====== Records for processing ======

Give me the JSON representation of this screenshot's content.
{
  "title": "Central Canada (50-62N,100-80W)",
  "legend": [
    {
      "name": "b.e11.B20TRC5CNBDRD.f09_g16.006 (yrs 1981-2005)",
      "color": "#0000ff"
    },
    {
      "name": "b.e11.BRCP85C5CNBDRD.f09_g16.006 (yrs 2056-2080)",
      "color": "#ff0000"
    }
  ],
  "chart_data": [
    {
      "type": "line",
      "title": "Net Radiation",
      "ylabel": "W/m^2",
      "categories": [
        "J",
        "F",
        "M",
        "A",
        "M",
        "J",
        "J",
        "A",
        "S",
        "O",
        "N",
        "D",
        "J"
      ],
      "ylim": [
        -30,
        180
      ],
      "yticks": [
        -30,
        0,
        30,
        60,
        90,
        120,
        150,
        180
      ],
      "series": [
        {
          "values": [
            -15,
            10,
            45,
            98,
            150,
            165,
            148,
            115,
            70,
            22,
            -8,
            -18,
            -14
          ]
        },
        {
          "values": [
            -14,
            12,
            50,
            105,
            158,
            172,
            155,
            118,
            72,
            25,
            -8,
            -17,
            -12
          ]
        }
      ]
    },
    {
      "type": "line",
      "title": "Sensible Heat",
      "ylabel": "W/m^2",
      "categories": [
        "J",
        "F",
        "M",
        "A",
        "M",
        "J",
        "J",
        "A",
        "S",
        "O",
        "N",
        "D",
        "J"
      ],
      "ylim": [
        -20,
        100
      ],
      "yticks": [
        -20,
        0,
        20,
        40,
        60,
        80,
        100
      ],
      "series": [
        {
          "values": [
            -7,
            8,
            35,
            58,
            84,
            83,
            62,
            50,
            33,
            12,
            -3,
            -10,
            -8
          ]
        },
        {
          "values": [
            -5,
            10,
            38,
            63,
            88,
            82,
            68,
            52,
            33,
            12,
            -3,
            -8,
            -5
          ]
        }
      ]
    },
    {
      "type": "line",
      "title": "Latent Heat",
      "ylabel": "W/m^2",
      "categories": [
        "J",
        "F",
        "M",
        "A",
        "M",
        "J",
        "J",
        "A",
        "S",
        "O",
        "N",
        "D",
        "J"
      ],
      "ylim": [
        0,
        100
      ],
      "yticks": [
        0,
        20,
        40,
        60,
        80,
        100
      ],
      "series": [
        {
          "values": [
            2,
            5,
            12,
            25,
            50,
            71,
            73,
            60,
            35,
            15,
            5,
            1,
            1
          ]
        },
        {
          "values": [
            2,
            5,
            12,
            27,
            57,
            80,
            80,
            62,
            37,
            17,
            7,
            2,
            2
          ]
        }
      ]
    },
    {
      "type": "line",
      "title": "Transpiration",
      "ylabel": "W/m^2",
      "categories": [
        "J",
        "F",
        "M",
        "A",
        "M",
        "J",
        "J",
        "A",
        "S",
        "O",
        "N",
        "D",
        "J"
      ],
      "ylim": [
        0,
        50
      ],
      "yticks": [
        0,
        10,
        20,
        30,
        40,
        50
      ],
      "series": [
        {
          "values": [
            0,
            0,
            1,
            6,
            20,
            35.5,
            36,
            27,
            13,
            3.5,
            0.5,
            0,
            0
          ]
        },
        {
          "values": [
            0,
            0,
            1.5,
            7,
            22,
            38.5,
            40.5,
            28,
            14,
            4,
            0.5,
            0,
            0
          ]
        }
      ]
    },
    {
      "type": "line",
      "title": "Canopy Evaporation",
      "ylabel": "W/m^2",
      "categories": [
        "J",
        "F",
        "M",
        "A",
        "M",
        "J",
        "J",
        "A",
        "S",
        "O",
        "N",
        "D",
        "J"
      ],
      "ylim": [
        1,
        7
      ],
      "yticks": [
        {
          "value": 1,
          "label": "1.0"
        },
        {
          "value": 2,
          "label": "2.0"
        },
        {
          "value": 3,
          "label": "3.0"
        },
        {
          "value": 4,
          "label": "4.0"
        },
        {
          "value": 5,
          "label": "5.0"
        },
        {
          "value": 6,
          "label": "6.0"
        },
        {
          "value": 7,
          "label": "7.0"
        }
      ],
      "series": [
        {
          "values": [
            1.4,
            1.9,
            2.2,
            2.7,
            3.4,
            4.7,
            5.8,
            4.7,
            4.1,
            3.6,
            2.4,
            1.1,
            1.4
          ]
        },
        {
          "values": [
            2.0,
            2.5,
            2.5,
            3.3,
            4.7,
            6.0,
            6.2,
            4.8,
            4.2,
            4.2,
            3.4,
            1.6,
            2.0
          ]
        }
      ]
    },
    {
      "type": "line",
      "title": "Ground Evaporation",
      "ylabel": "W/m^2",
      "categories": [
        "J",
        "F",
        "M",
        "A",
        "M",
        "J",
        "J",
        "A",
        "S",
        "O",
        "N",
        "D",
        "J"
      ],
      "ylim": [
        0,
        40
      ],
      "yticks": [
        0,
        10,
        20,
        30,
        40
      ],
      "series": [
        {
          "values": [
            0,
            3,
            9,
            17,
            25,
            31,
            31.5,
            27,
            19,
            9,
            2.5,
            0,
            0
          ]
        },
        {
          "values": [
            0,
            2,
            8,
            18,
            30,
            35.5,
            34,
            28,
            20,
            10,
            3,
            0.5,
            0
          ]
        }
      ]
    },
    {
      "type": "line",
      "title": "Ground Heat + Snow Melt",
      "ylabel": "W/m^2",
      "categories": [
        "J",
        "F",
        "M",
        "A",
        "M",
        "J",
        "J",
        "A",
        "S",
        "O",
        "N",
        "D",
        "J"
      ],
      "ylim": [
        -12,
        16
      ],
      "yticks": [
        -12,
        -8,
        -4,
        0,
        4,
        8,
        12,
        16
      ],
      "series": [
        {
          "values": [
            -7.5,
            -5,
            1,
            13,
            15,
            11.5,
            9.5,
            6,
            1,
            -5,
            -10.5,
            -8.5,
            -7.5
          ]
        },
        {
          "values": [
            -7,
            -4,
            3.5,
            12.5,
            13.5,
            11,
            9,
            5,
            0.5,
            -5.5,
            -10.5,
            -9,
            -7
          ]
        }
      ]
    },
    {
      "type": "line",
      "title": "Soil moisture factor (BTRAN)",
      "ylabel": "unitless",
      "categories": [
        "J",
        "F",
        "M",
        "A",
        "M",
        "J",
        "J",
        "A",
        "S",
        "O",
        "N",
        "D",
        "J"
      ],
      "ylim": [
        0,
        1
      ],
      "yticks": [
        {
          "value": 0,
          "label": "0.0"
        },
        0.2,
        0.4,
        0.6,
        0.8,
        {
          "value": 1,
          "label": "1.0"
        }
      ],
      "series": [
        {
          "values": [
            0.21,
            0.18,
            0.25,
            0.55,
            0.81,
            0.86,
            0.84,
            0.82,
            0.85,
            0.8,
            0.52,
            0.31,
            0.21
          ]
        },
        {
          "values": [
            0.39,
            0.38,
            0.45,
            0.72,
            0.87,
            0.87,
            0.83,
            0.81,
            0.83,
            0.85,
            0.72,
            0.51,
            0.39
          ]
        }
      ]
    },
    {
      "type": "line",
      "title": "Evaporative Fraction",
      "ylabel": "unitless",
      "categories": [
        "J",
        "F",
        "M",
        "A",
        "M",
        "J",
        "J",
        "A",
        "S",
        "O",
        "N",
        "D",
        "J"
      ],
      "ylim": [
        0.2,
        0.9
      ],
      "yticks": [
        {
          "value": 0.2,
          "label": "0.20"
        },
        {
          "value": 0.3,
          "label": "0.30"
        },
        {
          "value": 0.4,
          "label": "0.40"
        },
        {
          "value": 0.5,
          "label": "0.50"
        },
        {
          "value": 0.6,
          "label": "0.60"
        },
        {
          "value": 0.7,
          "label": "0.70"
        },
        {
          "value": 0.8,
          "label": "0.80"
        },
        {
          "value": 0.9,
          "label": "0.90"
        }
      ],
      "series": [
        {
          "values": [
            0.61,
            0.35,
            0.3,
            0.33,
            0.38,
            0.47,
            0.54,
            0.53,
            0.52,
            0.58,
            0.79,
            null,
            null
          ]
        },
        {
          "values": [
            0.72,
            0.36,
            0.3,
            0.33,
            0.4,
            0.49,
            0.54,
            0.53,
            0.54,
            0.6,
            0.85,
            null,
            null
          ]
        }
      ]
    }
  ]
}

======

Your goal:
Scan the listing above for the word "Evaporation" and show each line where it is found.

Complete answer:
      "title": "Canopy Evaporation",
      "title": "Ground Evaporation",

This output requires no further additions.